>> start DATA LINES
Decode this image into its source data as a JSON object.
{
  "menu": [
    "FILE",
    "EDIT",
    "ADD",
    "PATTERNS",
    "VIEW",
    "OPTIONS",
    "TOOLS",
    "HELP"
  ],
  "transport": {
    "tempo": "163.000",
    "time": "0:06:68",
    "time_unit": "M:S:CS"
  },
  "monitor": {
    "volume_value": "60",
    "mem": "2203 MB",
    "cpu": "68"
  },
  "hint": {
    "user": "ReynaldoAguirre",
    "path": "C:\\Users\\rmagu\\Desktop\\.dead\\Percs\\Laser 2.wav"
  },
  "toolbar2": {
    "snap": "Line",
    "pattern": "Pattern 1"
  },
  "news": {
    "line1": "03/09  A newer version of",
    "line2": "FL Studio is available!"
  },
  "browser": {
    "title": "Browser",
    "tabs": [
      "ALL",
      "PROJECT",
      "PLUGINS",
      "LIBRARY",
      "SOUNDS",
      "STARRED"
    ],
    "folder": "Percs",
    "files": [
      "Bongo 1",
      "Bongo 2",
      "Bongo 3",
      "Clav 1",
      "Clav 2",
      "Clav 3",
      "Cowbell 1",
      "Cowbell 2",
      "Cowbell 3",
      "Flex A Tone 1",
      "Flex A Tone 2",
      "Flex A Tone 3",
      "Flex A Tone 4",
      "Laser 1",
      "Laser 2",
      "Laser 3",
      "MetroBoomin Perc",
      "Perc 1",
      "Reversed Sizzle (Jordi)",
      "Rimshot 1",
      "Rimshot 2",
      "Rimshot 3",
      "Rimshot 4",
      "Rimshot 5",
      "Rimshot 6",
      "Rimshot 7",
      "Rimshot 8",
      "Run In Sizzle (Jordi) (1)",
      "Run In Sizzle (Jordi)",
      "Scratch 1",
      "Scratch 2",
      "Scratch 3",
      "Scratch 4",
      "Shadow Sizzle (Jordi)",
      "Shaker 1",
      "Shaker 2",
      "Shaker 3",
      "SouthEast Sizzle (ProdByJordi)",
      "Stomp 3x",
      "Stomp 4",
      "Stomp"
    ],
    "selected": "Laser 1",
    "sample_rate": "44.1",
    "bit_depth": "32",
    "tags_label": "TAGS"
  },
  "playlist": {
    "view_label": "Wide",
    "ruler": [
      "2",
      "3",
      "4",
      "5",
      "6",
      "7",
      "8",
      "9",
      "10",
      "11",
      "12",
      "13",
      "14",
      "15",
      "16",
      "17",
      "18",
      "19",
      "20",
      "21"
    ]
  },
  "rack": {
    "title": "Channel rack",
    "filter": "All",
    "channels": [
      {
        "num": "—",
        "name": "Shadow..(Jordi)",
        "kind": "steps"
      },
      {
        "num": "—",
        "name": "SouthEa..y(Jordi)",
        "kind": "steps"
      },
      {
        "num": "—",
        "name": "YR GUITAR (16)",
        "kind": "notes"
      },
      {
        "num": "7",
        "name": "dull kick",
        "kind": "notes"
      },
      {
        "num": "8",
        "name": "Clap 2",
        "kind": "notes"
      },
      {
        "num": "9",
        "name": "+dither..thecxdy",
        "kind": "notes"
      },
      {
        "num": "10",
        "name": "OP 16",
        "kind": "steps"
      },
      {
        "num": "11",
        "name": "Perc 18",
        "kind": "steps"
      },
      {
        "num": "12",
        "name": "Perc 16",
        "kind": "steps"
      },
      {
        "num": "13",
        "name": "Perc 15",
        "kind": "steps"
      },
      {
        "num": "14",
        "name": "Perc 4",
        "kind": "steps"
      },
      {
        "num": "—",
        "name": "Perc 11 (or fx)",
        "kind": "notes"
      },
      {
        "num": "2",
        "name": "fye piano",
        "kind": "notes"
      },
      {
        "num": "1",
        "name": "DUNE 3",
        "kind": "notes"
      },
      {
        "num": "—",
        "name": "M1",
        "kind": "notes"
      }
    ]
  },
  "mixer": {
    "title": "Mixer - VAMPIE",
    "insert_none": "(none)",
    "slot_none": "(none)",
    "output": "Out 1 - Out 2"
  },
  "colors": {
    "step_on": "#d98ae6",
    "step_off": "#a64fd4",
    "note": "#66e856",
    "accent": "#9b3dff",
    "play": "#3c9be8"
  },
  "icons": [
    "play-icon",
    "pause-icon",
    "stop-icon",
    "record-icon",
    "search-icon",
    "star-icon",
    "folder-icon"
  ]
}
>> end DATA LINES
TASK REQUIREMENTS: Print the whole listing again, exactly.

RIGHT ANSWER:
Decode this image into its source data as a JSON object.
{
  "menu": [
    "FILE",
    "EDIT",
    "ADD",
    "PATTERNS",
    "VIEW",
    "OPTIONS",
    "TOOLS",
    "HELP"
  ],
  "transport": {
    "tempo": "163.000",
    "time": "0:06:68",
    "time_unit": "M:S:CS"
  },
  "monitor": {
    "volume_value": "60",
    "mem": "2203 MB",
    "cpu": "68"
  },
  "hint": {
    "user": "ReynaldoAguirre",
    "path": "C:\\Users\\rmagu\\Desktop\\.dead\\Percs\\Laser 2.wav"
  },
  "toolbar2": {
    "snap": "Line",
    "pattern": "Pattern 1"
  },
  "news": {
    "line1": "03/09  A newer version of",
    "line2": "FL Studio is available!"
  },
  "browser": {
    "title": "Browser",
    "tabs": [
      "ALL",
      "PROJECT",
      "PLUGINS",
      "LIBRARY",
      "SOUNDS",
      "STARRED"
    ],
    "folder": "Percs",
    "files": [
      "Bongo 1",
      "Bongo 2",
      "Bongo 3",
      "Clav 1",
      "Clav 2",
      "Clav 3",
      "Cowbell 1",
      "Cowbell 2",
      "Cowbell 3",
      "Flex A Tone 1",
      "Flex A Tone 2",
      "Flex A Tone 3",
      "Flex A Tone 4",
      "Laser 1",
      "Laser 2",
      "Laser 3",
      "MetroBoomin Perc",
      "Perc 1",
      "Reversed Sizzle (Jordi)",
      "Rimshot 1",
      "Rimshot 2",
      "Rimshot 3",
      "Rimshot 4",
      "Rimshot 5",
      "Rimshot 6",
      "Rimshot 7",
      "Rimshot 8",
      "Run In Sizzle (Jordi) (1)",
      "Run In Sizzle (Jordi)",
      "Scratch 1",
      "Scratch 2",
      "Scratch 3",
      "Scratch 4",
      "Shadow Sizzle (Jordi)",
      "Shaker 1",
      "Shaker 2",
      "Shaker 3",
      "SouthEast Sizzle (ProdByJordi)",
      "Stomp 3x",
      "Stomp 4",
      "Stomp"
    ],
    "selected": "Laser 1",
    "sample_rate": "44.1",
    "bit_depth": "32",
    "tags_label": "TAGS"
  },
  "playlist": {
    "view_label": "Wide",
    "ruler": [
      "2",
      "3",
      "4",
      "5",
      "6",
      "7",
      "8",
      "9",
      "10",
      "11",
      "12",
      "13",
      "14",
      "15",
      "16",
      "17",
      "18",
      "19",
      "20",
      "21"
    ]
  },
  "rack": {
    "title": "Channel rack",
    "filter": "All",
    "channels": [
      {
        "num": "—",
        "name": "Shadow..(Jordi)",
        "kind": "steps"
      },
      {
        "num": "—",
        "name": "SouthEa..y(Jordi)",
        "kind": "steps"
      },
      {
        "num": "—",
        "name": "YR GUITAR (16)",
        "kind": "notes"
      },
      {
        "num": "7",
        "name": "dull kick",
        "kind": "notes"
      },
      {
        "num": "8",
        "name": "Clap 2",
        "kind": "notes"
      },
      {
        "num": "9",
        "name": "+dither..thecxdy",
        "kind": "notes"
      },
      {
        "num": "10",
        "name": "OP 16",
        "kind": "steps"
      },
      {
        "num": "11",
        "name": "Perc 18",
        "kind": "steps"
      },
      {
        "num": "12",
        "name": "Perc 16",
        "kind": "steps"
      },
      {
        "num": "13",
        "name": "Perc 15",
        "kind": "steps"
      },
      {
        "num": "14",
        "name": "Perc 4",
        "kind": "steps"
      },
      {
        "num": "—",
        "name": "Perc 11 (or fx)",
        "kind": "notes"
      },
      {
        "num": "2",
        "name": "fye piano",
        "kind": "notes"
      },
      {
        "num": "1",
        "name": "DUNE 3",
        "kind": "notes"
      },
      {
        "num": "—",
        "name": "M1",
        "kind": "notes"
      }
    ]
  },
  "mixer": {
    "title": "Mixer - VAMPIE",
    "insert_none": "(none)",
    "slot_none": "(none)",
    "output": "Out 1 - Out 2"
  },
  "colors": {
    "step_on": "#d98ae6",
    "step_off": "#a64fd4",
    "note": "#66e856",
    "accent": "#9b3dff",
    "play": "#3c9be8"
  },
  "icons": [
    "play-icon",
    "pause-icon",
    "stop-icon",
    "record-icon",
    "search-icon",
    "star-icon",
    "folder-icon"
  ]
}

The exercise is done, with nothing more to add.